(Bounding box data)
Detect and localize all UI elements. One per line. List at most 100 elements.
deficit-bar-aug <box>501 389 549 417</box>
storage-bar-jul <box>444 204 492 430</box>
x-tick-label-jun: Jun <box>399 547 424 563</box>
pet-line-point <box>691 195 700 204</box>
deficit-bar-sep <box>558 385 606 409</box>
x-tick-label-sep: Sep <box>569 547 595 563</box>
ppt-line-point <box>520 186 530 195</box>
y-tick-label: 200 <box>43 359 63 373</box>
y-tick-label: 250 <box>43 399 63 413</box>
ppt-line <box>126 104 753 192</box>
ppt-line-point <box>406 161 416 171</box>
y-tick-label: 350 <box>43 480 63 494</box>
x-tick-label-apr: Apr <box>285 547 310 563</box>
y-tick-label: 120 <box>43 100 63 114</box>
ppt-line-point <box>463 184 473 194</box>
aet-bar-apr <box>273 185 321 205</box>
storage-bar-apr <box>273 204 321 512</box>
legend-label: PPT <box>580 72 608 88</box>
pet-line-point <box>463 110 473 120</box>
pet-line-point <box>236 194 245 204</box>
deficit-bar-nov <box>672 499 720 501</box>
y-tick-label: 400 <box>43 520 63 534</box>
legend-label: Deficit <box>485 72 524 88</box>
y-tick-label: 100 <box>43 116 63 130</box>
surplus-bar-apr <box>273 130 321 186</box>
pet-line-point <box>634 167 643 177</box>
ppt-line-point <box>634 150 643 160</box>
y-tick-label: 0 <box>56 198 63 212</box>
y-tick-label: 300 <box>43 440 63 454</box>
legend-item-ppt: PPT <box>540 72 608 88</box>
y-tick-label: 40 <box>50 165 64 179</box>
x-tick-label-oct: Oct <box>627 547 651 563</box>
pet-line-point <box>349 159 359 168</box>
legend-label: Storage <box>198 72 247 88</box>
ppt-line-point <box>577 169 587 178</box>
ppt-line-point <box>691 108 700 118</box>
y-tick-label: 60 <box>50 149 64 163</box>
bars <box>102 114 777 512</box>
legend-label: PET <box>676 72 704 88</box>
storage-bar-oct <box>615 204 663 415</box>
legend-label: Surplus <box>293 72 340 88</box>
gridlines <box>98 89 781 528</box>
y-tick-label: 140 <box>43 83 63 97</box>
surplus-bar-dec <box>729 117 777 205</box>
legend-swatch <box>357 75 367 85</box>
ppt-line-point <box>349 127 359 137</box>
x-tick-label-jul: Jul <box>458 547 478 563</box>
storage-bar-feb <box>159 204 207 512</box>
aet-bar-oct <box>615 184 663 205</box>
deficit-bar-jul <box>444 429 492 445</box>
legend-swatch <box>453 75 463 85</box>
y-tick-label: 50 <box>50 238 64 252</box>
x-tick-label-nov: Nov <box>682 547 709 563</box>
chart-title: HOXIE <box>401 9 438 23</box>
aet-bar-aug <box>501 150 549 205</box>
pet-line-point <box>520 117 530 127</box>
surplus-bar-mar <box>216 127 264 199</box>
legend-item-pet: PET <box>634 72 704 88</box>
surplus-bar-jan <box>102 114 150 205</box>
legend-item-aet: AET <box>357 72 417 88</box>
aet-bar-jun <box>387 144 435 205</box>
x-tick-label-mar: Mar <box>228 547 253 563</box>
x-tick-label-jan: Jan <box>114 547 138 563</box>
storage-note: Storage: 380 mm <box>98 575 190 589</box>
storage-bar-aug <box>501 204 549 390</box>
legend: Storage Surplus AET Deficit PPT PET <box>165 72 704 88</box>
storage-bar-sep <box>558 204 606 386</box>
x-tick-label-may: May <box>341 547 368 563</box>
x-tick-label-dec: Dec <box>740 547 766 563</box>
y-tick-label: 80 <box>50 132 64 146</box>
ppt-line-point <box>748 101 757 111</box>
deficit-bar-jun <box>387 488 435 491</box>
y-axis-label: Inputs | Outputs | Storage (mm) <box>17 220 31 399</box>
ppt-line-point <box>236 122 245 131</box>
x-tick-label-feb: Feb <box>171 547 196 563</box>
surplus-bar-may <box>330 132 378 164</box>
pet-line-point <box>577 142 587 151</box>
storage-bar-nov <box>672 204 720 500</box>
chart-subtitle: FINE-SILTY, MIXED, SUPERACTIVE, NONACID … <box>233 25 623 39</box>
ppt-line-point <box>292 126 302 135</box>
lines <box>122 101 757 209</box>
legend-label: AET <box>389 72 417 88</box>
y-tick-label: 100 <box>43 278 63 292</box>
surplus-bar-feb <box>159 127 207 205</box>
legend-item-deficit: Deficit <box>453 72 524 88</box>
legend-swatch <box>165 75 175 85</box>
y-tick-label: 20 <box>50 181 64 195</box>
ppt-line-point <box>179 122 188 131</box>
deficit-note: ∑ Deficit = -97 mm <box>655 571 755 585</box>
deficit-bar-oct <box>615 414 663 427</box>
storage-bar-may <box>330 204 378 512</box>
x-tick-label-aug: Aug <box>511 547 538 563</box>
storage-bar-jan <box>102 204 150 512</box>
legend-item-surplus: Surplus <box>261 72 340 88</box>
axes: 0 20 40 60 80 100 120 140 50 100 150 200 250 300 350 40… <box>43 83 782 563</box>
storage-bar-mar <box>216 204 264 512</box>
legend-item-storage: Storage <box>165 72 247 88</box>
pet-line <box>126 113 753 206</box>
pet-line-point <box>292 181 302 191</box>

__Short task__:
Copy out the data word for word, from its first line through the line that contains "y-tick-label: 100 <box>43 116 63 130</box>", including both.

__Right answer__:
Detect and localize all UI elements. One per line. List at most 100 elements.
deficit-bar-aug <box>501 389 549 417</box>
storage-bar-jul <box>444 204 492 430</box>
x-tick-label-jun: Jun <box>399 547 424 563</box>
pet-line-point <box>691 195 700 204</box>
deficit-bar-sep <box>558 385 606 409</box>
x-tick-label-sep: Sep <box>569 547 595 563</box>
ppt-line-point <box>520 186 530 195</box>
y-tick-label: 200 <box>43 359 63 373</box>
y-tick-label: 250 <box>43 399 63 413</box>
ppt-line <box>126 104 753 192</box>
ppt-line-point <box>406 161 416 171</box>
y-tick-label: 350 <box>43 480 63 494</box>
x-tick-label-apr: Apr <box>285 547 310 563</box>
y-tick-label: 120 <box>43 100 63 114</box>
ppt-line-point <box>463 184 473 194</box>
aet-bar-apr <box>273 185 321 205</box>
storage-bar-apr <box>273 204 321 512</box>
legend-label: PPT <box>580 72 608 88</box>
pet-line-point <box>463 110 473 120</box>
pet-line-point <box>236 194 245 204</box>
deficit-bar-nov <box>672 499 720 501</box>
y-tick-label: 400 <box>43 520 63 534</box>
legend-label: Deficit <box>485 72 524 88</box>
y-tick-label: 100 <box>43 116 63 130</box>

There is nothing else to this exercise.